EXERCISE PROMPT: Extract all lines that hold the string "TradingView".

DATA EXTRACT:
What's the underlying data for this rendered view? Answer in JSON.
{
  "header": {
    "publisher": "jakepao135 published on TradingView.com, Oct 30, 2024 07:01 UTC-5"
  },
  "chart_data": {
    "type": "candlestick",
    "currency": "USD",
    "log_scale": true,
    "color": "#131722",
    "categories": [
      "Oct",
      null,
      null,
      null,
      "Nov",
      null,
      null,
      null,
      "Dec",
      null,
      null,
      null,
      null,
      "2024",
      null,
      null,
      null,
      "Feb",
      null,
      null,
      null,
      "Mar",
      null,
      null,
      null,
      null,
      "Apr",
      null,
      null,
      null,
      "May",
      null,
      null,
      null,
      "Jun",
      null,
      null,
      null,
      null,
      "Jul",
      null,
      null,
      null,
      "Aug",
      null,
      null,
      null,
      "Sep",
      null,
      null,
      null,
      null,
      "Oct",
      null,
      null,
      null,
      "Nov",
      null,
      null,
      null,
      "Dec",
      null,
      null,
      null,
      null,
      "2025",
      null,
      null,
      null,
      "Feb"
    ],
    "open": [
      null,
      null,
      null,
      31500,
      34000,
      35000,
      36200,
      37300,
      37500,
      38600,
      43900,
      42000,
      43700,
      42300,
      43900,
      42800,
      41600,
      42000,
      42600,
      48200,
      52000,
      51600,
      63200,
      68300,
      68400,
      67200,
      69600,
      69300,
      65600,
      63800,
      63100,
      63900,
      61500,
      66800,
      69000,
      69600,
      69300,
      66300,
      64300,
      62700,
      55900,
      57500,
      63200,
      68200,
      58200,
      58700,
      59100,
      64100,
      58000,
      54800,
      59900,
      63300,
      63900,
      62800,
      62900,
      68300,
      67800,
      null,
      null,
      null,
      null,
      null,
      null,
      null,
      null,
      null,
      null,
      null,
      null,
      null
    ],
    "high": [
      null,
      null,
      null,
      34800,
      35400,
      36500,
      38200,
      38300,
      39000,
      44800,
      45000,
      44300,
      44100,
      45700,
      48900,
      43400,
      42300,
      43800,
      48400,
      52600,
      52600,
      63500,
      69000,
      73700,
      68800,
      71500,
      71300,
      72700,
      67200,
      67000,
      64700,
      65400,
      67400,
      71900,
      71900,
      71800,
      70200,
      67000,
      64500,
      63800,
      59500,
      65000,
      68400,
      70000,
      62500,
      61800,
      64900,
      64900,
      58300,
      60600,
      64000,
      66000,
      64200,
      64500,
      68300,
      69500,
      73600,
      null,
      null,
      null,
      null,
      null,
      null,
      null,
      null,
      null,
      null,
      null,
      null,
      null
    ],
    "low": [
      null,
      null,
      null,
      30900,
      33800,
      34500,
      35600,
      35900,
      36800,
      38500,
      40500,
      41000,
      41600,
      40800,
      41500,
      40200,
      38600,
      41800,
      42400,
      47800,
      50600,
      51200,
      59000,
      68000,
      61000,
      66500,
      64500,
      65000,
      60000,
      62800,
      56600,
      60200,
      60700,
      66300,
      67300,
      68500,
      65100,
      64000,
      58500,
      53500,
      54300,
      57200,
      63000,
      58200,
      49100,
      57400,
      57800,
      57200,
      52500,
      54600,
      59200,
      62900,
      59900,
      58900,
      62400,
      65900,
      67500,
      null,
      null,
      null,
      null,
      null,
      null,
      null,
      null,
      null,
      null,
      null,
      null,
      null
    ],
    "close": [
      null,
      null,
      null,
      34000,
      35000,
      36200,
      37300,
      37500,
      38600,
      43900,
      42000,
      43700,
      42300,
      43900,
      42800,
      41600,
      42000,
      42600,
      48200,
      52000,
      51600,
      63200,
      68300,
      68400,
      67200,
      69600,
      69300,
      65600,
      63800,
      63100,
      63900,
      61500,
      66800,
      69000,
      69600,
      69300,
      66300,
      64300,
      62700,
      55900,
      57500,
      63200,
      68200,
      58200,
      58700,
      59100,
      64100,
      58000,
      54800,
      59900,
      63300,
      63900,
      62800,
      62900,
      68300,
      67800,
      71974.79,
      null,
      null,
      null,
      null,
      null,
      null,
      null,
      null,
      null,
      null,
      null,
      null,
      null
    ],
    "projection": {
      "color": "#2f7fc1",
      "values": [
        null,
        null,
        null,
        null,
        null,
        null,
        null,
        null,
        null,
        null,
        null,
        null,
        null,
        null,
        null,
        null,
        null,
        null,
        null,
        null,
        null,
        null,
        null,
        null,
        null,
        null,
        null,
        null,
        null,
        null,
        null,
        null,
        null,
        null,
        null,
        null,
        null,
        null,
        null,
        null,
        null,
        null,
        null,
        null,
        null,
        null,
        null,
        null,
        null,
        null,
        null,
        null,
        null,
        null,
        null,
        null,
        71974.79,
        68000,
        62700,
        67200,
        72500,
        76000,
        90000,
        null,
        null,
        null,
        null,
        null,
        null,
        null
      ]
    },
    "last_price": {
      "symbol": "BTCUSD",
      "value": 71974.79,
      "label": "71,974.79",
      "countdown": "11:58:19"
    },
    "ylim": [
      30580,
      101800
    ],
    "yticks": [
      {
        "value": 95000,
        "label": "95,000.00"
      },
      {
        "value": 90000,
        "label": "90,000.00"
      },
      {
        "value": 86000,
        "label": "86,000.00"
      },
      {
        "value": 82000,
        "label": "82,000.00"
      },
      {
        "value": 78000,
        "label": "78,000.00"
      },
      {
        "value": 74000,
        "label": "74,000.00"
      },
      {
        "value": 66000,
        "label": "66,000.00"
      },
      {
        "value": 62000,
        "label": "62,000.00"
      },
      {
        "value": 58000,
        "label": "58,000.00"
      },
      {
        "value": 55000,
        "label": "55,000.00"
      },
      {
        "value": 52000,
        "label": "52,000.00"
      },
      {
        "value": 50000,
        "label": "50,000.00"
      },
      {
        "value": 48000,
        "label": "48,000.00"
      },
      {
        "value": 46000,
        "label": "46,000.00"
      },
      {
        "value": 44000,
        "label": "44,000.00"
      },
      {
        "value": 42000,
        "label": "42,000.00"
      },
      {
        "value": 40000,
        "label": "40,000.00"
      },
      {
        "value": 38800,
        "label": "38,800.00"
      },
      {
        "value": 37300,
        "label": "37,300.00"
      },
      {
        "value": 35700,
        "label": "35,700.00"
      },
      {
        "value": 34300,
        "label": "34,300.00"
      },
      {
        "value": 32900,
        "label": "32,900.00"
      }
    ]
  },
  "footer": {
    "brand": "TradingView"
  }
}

SOLUTION TO THIS PROBLEM:
    "publisher": "jakepao135 published on TradingView.com, Oct 30, 2024 07:01 UTC-5"
    "brand": "TradingView"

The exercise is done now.